JOB
All the data should come back exactly as it was given.

───

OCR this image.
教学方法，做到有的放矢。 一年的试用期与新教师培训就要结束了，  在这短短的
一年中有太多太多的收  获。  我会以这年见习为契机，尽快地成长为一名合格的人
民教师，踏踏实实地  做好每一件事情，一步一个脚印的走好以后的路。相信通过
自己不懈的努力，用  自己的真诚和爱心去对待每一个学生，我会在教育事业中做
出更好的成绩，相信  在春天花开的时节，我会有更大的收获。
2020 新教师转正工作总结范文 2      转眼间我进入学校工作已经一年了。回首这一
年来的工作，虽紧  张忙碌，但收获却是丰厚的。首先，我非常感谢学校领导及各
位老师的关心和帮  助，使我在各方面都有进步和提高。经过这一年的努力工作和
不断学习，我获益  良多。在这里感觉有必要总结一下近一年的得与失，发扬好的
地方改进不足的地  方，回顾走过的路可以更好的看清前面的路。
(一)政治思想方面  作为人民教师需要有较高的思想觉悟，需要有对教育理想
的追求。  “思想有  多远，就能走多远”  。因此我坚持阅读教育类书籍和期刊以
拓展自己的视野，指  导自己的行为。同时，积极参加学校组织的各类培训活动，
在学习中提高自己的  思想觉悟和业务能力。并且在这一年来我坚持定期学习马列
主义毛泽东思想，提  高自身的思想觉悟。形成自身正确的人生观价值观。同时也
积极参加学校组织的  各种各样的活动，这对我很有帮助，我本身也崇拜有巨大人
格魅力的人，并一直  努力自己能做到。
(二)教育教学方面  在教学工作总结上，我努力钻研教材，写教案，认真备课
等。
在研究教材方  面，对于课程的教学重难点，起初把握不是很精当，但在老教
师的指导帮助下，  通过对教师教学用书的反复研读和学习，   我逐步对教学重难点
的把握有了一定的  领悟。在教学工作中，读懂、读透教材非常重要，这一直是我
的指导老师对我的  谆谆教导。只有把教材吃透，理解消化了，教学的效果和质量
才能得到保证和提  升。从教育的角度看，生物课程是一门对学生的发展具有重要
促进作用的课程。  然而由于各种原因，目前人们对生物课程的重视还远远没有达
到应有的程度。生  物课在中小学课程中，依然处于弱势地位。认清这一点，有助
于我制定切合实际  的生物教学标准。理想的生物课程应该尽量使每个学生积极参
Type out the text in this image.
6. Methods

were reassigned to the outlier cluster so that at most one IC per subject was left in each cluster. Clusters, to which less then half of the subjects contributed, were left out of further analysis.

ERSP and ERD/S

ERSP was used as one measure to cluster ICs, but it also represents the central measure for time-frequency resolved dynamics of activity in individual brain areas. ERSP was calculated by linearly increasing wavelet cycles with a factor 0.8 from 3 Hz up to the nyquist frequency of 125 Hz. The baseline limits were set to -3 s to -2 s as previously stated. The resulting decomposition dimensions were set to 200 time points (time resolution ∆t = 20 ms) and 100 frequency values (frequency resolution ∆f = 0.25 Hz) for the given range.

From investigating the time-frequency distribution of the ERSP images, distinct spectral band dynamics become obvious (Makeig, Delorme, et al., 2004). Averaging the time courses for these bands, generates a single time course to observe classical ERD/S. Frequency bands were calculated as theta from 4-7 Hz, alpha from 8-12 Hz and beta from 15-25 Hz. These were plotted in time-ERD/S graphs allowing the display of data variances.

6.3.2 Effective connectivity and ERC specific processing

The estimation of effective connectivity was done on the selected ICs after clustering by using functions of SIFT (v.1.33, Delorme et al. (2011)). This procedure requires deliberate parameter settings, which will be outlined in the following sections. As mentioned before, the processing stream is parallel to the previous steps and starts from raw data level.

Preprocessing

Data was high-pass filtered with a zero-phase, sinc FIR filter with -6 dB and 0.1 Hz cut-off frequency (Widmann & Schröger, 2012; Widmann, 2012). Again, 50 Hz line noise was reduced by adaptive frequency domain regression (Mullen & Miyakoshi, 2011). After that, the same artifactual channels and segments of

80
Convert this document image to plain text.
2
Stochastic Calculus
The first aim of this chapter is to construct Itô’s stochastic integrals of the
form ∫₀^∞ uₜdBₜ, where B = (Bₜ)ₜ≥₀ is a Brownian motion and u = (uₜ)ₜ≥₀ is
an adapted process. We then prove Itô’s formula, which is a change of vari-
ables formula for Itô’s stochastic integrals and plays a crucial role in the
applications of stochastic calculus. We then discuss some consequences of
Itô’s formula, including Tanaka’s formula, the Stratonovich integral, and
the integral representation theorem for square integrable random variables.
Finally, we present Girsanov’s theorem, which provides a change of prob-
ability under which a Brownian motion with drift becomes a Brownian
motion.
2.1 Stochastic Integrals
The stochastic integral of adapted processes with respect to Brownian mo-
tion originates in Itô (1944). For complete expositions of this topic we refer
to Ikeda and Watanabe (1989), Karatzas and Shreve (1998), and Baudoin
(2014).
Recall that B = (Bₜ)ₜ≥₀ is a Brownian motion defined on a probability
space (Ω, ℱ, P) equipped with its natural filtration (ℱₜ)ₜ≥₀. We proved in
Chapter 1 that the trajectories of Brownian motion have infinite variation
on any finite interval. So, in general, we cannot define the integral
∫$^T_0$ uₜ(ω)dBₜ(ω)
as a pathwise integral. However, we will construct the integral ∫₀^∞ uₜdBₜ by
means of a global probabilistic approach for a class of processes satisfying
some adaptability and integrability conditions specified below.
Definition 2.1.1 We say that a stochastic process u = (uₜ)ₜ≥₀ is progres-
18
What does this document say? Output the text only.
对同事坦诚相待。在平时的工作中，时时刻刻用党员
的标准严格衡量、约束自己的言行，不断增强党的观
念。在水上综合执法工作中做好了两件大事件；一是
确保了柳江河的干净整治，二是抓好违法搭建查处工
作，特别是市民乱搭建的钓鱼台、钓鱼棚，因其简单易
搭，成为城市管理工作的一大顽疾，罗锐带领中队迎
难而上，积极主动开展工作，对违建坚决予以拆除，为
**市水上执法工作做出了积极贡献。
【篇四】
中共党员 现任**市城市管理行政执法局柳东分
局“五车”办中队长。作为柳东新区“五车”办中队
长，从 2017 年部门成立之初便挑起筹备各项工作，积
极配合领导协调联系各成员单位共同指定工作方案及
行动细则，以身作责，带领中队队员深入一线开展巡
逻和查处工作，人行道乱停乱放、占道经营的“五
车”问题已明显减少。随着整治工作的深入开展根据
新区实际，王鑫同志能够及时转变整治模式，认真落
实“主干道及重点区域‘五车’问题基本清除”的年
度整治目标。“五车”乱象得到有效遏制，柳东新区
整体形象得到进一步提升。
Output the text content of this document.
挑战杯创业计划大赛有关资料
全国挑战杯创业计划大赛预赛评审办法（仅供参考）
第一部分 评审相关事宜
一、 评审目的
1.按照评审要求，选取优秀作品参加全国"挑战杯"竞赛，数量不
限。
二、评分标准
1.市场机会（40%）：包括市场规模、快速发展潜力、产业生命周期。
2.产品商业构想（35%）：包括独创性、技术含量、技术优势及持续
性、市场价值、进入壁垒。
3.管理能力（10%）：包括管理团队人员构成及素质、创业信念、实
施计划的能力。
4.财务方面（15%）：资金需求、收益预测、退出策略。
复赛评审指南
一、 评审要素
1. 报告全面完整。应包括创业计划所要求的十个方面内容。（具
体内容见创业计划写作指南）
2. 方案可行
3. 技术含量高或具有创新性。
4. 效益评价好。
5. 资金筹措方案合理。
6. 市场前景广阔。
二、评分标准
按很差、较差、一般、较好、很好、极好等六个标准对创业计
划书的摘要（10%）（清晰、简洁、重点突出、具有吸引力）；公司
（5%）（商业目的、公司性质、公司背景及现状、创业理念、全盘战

───

SOLVED EXERCISE
OCR this image.
教学方法，做到有的放矢。 一年的试用期与新教师培训就要结束了，  在这短短的
一年中有太多太多的收  获。  我会以这年见习为契机，尽快地成长为一名合格的人
民教师，踏踏实实地  做好每一件事情，一步一个脚印的走好以后的路。相信通过
自己不懈的努力，用  自己的真诚和爱心去对待每一个学生，我会在教育事业中做
出更好的成绩，相信  在春天花开的时节，我会有更大的收获。
2020 新教师转正工作总结范文 2      转眼间我进入学校工作已经一年了。回首这一
年来的工作，虽紧  张忙碌，但收获却是丰厚的。首先，我非常感谢学校领导及各
位老师的关心和帮  助，使我在各方面都有进步和提高。经过这一年的努力工作和
不断学习，我获益  良多。在这里感觉有必要总结一下近一年的得与失，发扬好的
地方改进不足的地  方，回顾走过的路可以更好的看清前面的路。
(一)政治思想方面  作为人民教师需要有较高的思想觉悟，需要有对教育理想
的追求。  “思想有  多远，就能走多远”  。因此我坚持阅读教育类书籍和期刊以
拓展自己的视野，指  导自己的行为。同时，积极参加学校组织的各类培训活动，
在学习中提高自己的  思想觉悟和业务能力。并且在这一年来我坚持定期学习马列
主义毛泽东思想，提  高自身的思想觉悟。形成自身正确的人生观价值观。同时也
积极参加学校组织的  各种各样的活动，这对我很有帮助，我本身也崇拜有巨大人
格魅力的人，并一直  努力自己能做到。
(二)教育教学方面  在教学工作总结上，我努力钻研教材，写教案，认真备课
等。
在研究教材方  面，对于课程的教学重难点，起初把握不是很精当，但在老教
师的指导帮助下，  通过对教师教学用书的反复研读和学习，   我逐步对教学重难点
的把握有了一定的  领悟。在教学工作中，读懂、读透教材非常重要，这一直是我
的指导老师对我的  谆谆教导。只有把教材吃透，理解消化了，教学的效果和质量
才能得到保证和提  升。从教育的角度看，生物课程是一门对学生的发展具有重要
促进作用的课程。  然而由于各种原因，目前人们对生物课程的重视还远远没有达
到应有的程度。生  物课在中小学课程中，依然处于弱势地位。认清这一点，有助
于我制定切合实际  的生物教学标准。理想的生物课程应该尽量使每个学生积极参
Type out the text in this image.
6. Methods

were reassigned to the outlier cluster so that at most one IC per subject was left in each cluster. Clusters, to which less then half of the subjects contributed, were left out of further analysis.

ERSP and ERD/S

ERSP was used as one measure to cluster ICs, but it also represents the central measure for time-frequency resolved dynamics of activity in individual brain areas. ERSP was calculated by linearly increasing wavelet cycles with a factor 0.8 from 3 Hz up to the nyquist frequency of 125 Hz. The baseline limits were set to -3 s to -2 s as previously stated. The resulting decomposition dimensions were set to 200 time points (time resolution ∆t = 20 ms) and 100 frequency values (frequency resolution ∆f = 0.25 Hz) for the given range.

From investigating the time-frequency distribution of the ERSP images, distinct spectral band dynamics become obvious (Makeig, Delorme, et al., 2004). Averaging the time courses for these bands, generates a single time course to observe classical ERD/S. Frequency bands were calculated as theta from 4-7 Hz, alpha from 8-12 Hz and beta from 15-25 Hz. These were plotted in time-ERD/S graphs allowing the display of data variances.

6.3.2 Effective connectivity and ERC specific processing

The estimation of effective connectivity was done on the selected ICs after clustering by using functions of SIFT (v.1.33, Delorme et al. (2011)). This procedure requires deliberate parameter settings, which will be outlined in the following sections. As mentioned before, the processing stream is parallel to the previous steps and starts from raw data level.

Preprocessing

Data was high-pass filtered with a zero-phase, sinc FIR filter with -6 dB and 0.1 Hz cut-off frequency (Widmann & Schröger, 2012; Widmann, 2012). Again, 50 Hz line noise was reduced by adaptive frequency domain regression (Mullen & Miyakoshi, 2011). After that, the same artifactual channels and segments of

80
Convert this document image to plain text.
2
Stochastic Calculus
The first aim of this chapter is to construct Itô’s stochastic integrals of the
form ∫₀^∞ uₜdBₜ, where B = (Bₜ)ₜ≥₀ is a Brownian motion and u = (uₜ)ₜ≥₀ is
an adapted process. We then prove Itô’s formula, which is a change of vari-
ables formula for Itô’s stochastic integrals and plays a crucial role in the
applications of stochastic calculus. We then discuss some consequences of
Itô’s formula, including Tanaka’s formula, the Stratonovich integral, and
the integral representation theorem for square integrable random variables.
Finally, we present Girsanov’s theorem, which provides a change of prob-
ability under which a Brownian motion with drift becomes a Brownian
motion.
2.1 Stochastic Integrals
The stochastic integral of adapted processes with respect to Brownian mo-
tion originates in Itô (1944). For complete expositions of this topic we refer
to Ikeda and Watanabe (1989), Karatzas and Shreve (1998), and Baudoin
(2014).
Recall that B = (Bₜ)ₜ≥₀ is a Brownian motion defined on a probability
space (Ω, ℱ, P) equipped with its natural filtration (ℱₜ)ₜ≥₀. We proved in
Chapter 1 that the trajectories of Brownian motion have infinite variation
on any finite interval. So, in general, we cannot define the integral
∫$^T_0$ uₜ(ω)dBₜ(ω)
as a pathwise integral. However, we will construct the integral ∫₀^∞ uₜdBₜ by
means of a global probabilistic approach for a class of processes satisfying
some adaptability and integrability conditions specified below.
Definition 2.1.1 We say that a stochastic process u = (uₜ)ₜ≥₀ is progres-
18
What does this document say? Output the text only.
对同事坦诚相待。在平时的工作中，时时刻刻用党员
的标准严格衡量、约束自己的言行，不断增强党的观
念。在水上综合执法工作中做好了两件大事件；一是
确保了柳江河的干净整治，二是抓好违法搭建查处工
作，特别是市民乱搭建的钓鱼台、钓鱼棚，因其简单易
搭，成为城市管理工作的一大顽疾，罗锐带领中队迎
难而上，积极主动开展工作，对违建坚决予以拆除，为
**市水上执法工作做出了积极贡献。
【篇四】
中共党员 现任**市城市管理行政执法局柳东分
局“五车”办中队长。作为柳东新区“五车”办中队
长，从 2017 年部门成立之初便挑起筹备各项工作，积
极配合领导协调联系各成员单位共同指定工作方案及
行动细则，以身作责，带领中队队员深入一线开展巡
逻和查处工作，人行道乱停乱放、占道经营的“五
车”问题已明显减少。随着整治工作的深入开展根据
新区实际，王鑫同志能够及时转变整治模式，认真落
实“主干道及重点区域‘五车’问题基本清除”的年
度整治目标。“五车”乱象得到有效遏制，柳东新区
整体形象得到进一步提升。
Output the text content of this document.
挑战杯创业计划大赛有关资料
全国挑战杯创业计划大赛预赛评审办法（仅供参考）
第一部分 评审相关事宜
一、 评审目的
1.按照评审要求，选取优秀作品参加全国"挑战杯"竞赛，数量不
限。
二、评分标准
1.市场机会（40%）：包括市场规模、快速发展潜力、产业生命周期。
2.产品商业构想（35%）：包括独创性、技术含量、技术优势及持续
性、市场价值、进入壁垒。
3.管理能力（10%）：包括管理团队人员构成及素质、创业信念、实
施计划的能力。
4.财务方面（15%）：资金需求、收益预测、退出策略。
复赛评审指南
一、 评审要素
1. 报告全面完整。应包括创业计划所要求的十个方面内容。（具
体内容见创业计划写作指南）
2. 方案可行
3. 技术含量高或具有创新性。
4. 效益评价好。
5. 资金筹措方案合理。
6. 市场前景广阔。
二、评分标准
按很差、较差、一般、较好、很好、极好等六个标准对创业计
划书的摘要（10%）（清晰、简洁、重点突出、具有吸引力）；公司
（5%）（商业目的、公司性质、公司背景及现状、创业理念、全盘战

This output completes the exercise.